_Exercise brief_.
Go through the records and give each one again exactly.

_Data to process_.

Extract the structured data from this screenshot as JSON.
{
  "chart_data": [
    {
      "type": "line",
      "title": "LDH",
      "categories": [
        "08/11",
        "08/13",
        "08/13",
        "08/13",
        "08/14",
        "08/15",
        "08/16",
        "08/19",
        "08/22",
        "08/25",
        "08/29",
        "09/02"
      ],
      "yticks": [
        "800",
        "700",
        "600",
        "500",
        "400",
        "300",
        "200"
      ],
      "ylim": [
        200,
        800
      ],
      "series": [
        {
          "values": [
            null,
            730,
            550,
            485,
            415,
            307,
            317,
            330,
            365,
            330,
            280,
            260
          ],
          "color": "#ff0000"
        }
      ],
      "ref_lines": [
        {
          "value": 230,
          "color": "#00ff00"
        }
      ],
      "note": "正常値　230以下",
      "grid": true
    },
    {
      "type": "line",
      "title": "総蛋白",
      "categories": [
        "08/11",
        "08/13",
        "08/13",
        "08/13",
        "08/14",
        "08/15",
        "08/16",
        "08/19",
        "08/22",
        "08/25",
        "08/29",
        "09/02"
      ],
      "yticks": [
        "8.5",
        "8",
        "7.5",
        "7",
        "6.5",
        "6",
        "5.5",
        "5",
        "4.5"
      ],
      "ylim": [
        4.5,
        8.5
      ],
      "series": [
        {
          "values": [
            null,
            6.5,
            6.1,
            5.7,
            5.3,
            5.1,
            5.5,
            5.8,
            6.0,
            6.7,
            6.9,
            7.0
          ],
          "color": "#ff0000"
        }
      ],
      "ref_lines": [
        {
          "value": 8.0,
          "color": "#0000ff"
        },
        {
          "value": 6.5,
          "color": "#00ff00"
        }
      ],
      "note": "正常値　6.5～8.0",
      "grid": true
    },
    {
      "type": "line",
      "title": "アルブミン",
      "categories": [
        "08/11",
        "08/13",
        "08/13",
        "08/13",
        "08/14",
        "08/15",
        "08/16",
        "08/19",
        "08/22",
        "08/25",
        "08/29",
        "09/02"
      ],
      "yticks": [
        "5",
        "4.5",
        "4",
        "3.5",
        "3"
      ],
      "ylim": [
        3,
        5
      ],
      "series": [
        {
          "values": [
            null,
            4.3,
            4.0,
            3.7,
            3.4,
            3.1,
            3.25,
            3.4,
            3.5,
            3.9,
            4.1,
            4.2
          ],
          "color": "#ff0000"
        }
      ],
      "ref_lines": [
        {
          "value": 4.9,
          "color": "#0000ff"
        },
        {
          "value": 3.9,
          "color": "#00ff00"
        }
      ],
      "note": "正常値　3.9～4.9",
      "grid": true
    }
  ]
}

_The output_.
Extract the structured data from this screenshot as JSON.
{
  "chart_data": [
    {
      "type": "line",
      "title": "LDH",
      "categories": [
        "08/11",
        "08/13",
        "08/13",
        "08/13",
        "08/14",
        "08/15",
        "08/16",
        "08/19",
        "08/22",
        "08/25",
        "08/29",
        "09/02"
      ],
      "yticks": [
        "800",
        "700",
        "600",
        "500",
        "400",
        "300",
        "200"
      ],
      "ylim": [
        200,
        800
      ],
      "series": [
        {
          "values": [
            null,
            730,
            550,
            485,
            415,
            307,
            317,
            330,
            365,
            330,
            280,
            260
          ],
          "color": "#ff0000"
        }
      ],
      "ref_lines": [
        {
          "value": 230,
          "color": "#00ff00"
        }
      ],
      "note": "正常値　230以下",
      "grid": true
    },
    {
      "type": "line",
      "title": "総蛋白",
      "categories": [
        "08/11",
        "08/13",
        "08/13",
        "08/13",
        "08/14",
        "08/15",
        "08/16",
        "08/19",
        "08/22",
        "08/25",
        "08/29",
        "09/02"
      ],
      "yticks": [
        "8.5",
        "8",
        "7.5",
        "7",
        "6.5",
        "6",
        "5.5",
        "5",
        "4.5"
      ],
      "ylim": [
        4.5,
        8.5
      ],
      "series": [
        {
          "values": [
            null,
            6.5,
            6.1,
            5.7,
            5.3,
            5.1,
            5.5,
            5.8,
            6.0,
            6.7,
            6.9,
            7.0
          ],
          "color": "#ff0000"
        }
      ],
      "ref_lines": [
        {
          "value": 8.0,
          "color": "#0000ff"
        },
        {
          "value": 6.5,
          "color": "#00ff00"
        }
      ],
      "note": "正常値　6.5～8.0",
      "grid": true
    },
    {
      "type": "line",
      "title": "アルブミン",
      "categories": [
        "08/11",
        "08/13",
        "08/13",
        "08/13",
        "08/14",
        "08/15",
        "08/16",
        "08/19",
        "08/22",
        "08/25",
        "08/29",
        "09/02"
      ],
      "yticks": [
        "5",
        "4.5",
        "4",
        "3.5",
        "3"
      ],
      "ylim": [
        3,
        5
      ],
      "series": [
        {
          "values": [
            null,
            4.3,
            4.0,
            3.7,
            3.4,
            3.1,
            3.25,
            3.4,
            3.5,
            3.9,
            4.1,
            4.2
          ],
          "color": "#ff0000"
        }
      ],
      "ref_lines": [
        {
          "value": 4.9,
          "color": "#0000ff"
        },
        {
          "value": 3.9,
          "color": "#00ff00"
        }
      ],
      "note": "正常値　3.9～4.9",
      "grid": true
    }
  ]
}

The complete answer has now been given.